Part of a data file
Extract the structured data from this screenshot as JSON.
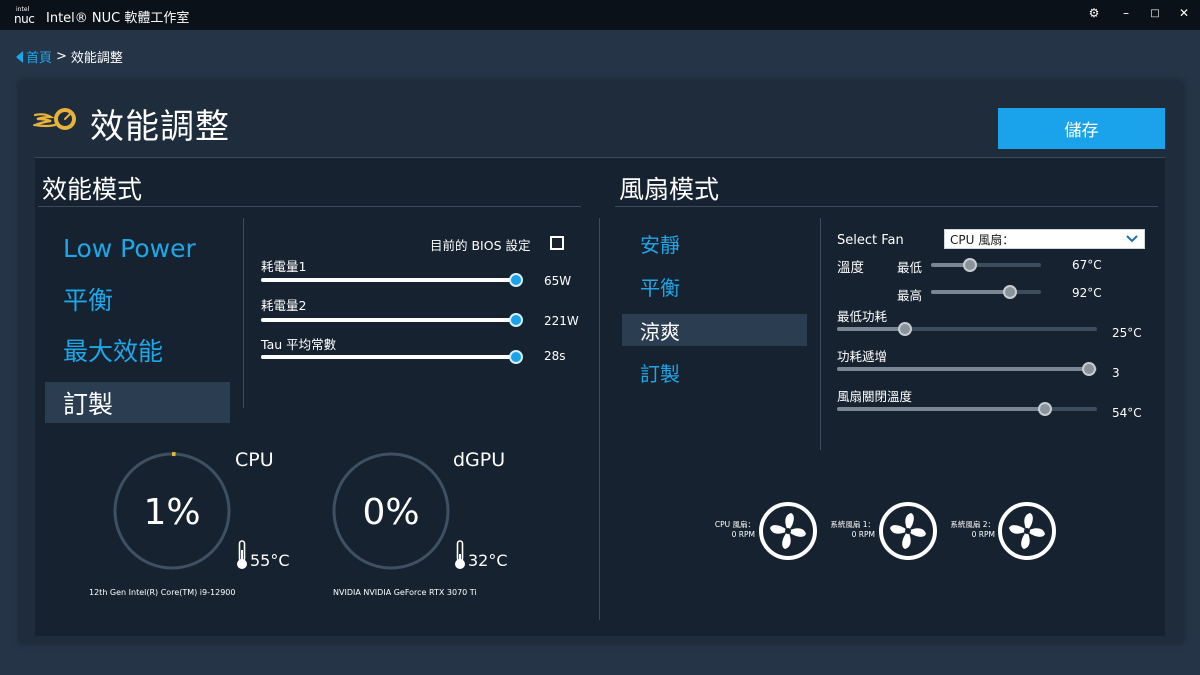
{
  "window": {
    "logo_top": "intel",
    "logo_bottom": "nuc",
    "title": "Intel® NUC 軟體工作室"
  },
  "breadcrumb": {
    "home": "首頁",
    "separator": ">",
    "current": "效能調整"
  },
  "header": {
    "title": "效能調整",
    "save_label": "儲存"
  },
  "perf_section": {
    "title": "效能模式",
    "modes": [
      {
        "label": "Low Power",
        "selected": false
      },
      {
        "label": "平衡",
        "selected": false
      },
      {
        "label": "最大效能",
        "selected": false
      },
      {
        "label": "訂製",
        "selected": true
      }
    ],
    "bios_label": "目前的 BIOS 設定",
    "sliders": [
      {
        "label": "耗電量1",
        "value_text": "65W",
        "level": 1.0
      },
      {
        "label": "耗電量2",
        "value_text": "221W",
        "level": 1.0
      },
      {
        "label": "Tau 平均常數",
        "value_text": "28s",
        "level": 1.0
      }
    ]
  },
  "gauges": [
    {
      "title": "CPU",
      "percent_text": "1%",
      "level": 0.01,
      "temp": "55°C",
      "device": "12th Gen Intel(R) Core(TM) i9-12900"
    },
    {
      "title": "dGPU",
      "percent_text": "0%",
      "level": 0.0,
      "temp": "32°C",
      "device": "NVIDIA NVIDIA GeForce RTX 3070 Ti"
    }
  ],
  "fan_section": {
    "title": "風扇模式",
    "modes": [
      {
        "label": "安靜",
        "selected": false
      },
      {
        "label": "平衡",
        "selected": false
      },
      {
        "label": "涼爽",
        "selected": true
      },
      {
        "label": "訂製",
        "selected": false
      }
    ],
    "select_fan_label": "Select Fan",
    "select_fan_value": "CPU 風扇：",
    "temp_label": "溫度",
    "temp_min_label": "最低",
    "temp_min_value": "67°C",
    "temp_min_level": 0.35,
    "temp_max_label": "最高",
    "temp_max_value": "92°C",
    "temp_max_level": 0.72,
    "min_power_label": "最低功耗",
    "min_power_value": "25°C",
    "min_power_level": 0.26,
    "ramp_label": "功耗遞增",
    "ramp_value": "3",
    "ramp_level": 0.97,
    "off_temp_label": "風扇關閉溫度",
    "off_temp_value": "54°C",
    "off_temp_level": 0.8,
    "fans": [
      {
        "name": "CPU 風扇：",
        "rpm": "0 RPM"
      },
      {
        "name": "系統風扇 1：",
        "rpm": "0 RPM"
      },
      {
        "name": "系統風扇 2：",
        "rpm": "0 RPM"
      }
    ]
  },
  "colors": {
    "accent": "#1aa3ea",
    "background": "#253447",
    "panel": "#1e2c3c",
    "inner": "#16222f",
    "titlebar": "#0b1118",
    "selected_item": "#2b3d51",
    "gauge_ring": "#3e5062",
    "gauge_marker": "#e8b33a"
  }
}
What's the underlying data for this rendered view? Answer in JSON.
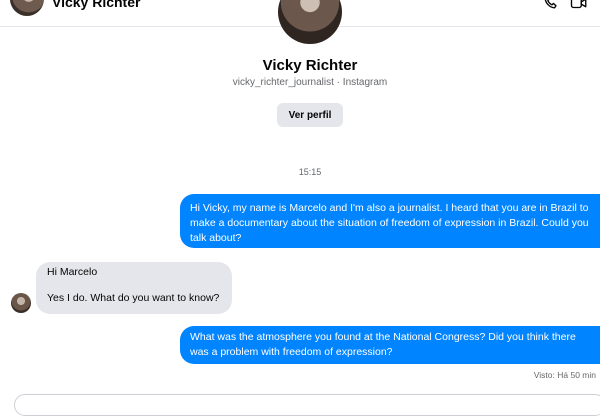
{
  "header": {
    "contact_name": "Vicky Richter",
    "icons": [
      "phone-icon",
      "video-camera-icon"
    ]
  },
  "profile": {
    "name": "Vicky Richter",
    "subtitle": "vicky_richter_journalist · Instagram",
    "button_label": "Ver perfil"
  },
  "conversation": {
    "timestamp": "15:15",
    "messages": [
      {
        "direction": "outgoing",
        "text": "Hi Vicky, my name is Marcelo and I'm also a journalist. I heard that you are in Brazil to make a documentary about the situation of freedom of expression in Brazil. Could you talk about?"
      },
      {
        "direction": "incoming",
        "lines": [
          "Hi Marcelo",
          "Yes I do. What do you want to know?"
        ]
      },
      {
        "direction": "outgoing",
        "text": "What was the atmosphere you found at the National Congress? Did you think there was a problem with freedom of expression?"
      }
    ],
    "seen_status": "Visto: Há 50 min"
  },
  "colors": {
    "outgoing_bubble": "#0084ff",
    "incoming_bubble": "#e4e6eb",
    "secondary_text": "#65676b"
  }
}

_WHAT IS ASKED:_ Your task is to list each line of the records with the word "freedom".

_EXPECTED OUTPUT:_
        "text": "Hi Vicky, my name is Marcelo and I'm also a journalist. I heard that you are in Brazil to make a documentary about the situation of freedom of expression in Brazil. Could you talk about?"
        "text": "What was the atmosphere you found at the National Congress? Did you think there was a problem with freedom of expression?"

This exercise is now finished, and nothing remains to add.